Entries from a visual dataset

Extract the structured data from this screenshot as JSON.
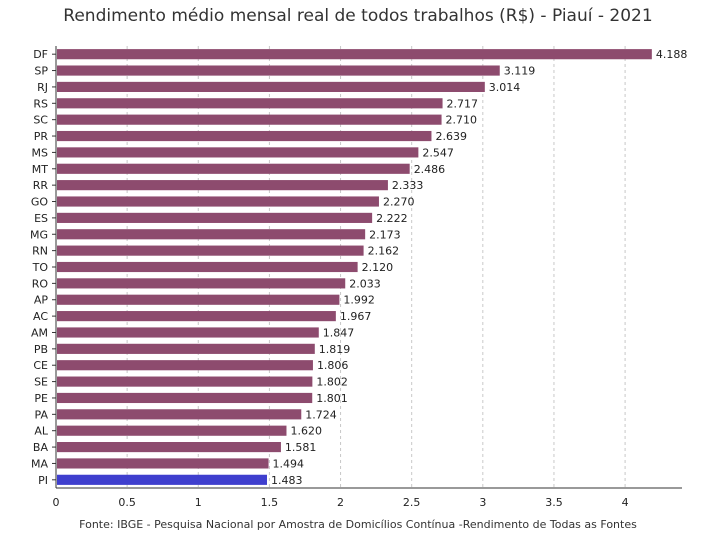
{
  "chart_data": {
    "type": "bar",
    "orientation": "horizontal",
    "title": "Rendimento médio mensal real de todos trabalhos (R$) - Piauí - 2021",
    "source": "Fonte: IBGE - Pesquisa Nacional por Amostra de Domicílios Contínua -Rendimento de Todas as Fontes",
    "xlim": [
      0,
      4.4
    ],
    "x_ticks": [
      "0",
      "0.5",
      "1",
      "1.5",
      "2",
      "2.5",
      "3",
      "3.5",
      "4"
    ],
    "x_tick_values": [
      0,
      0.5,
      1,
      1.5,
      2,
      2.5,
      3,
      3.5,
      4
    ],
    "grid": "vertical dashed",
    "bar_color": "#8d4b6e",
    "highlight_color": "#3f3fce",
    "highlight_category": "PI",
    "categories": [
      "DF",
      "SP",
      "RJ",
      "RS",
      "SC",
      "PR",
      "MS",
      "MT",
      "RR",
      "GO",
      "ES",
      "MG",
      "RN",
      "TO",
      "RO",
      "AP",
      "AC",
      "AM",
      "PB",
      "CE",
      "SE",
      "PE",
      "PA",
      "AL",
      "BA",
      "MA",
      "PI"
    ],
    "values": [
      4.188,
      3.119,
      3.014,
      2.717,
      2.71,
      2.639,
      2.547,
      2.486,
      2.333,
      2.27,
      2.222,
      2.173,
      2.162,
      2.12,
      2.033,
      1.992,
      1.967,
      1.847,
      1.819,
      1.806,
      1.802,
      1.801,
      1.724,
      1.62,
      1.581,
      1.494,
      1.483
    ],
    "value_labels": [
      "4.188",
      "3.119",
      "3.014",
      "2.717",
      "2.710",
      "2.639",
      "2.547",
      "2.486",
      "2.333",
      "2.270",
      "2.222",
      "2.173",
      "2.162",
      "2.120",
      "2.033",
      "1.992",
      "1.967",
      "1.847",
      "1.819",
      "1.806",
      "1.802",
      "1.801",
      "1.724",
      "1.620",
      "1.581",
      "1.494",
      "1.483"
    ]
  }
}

● Description of the task
Write the listing out a second time exactly, dropping all images.

● The result
Extract the structured data from this screenshot as JSON.
{
  "chart_data": {
    "type": "bar",
    "orientation": "horizontal",
    "title": "Rendimento médio mensal real de todos trabalhos (R$) - Piauí - 2021",
    "source": "Fonte: IBGE - Pesquisa Nacional por Amostra de Domicílios Contínua -Rendimento de Todas as Fontes",
    "xlim": [
      0,
      4.4
    ],
    "x_ticks": [
      "0",
      "0.5",
      "1",
      "1.5",
      "2",
      "2.5",
      "3",
      "3.5",
      "4"
    ],
    "x_tick_values": [
      0,
      0.5,
      1,
      1.5,
      2,
      2.5,
      3,
      3.5,
      4
    ],
    "grid": "vertical dashed",
    "bar_color": "#8d4b6e",
    "highlight_color": "#3f3fce",
    "highlight_category": "PI",
    "categories": [
      "DF",
      "SP",
      "RJ",
      "RS",
      "SC",
      "PR",
      "MS",
      "MT",
      "RR",
      "GO",
      "ES",
      "MG",
      "RN",
      "TO",
      "RO",
      "AP",
      "AC",
      "AM",
      "PB",
      "CE",
      "SE",
      "PE",
      "PA",
      "AL",
      "BA",
      "MA",
      "PI"
    ],
    "values": [
      4.188,
      3.119,
      3.014,
      2.717,
      2.71,
      2.639,
      2.547,
      2.486,
      2.333,
      2.27,
      2.222,
      2.173,
      2.162,
      2.12,
      2.033,
      1.992,
      1.967,
      1.847,
      1.819,
      1.806,
      1.802,
      1.801,
      1.724,
      1.62,
      1.581,
      1.494,
      1.483
    ],
    "value_labels": [
      "4.188",
      "3.119",
      "3.014",
      "2.717",
      "2.710",
      "2.639",
      "2.547",
      "2.486",
      "2.333",
      "2.270",
      "2.222",
      "2.173",
      "2.162",
      "2.120",
      "2.033",
      "1.992",
      "1.967",
      "1.847",
      "1.819",
      "1.806",
      "1.802",
      "1.801",
      "1.724",
      "1.620",
      "1.581",
      "1.494",
      "1.483"
    ]
  }
}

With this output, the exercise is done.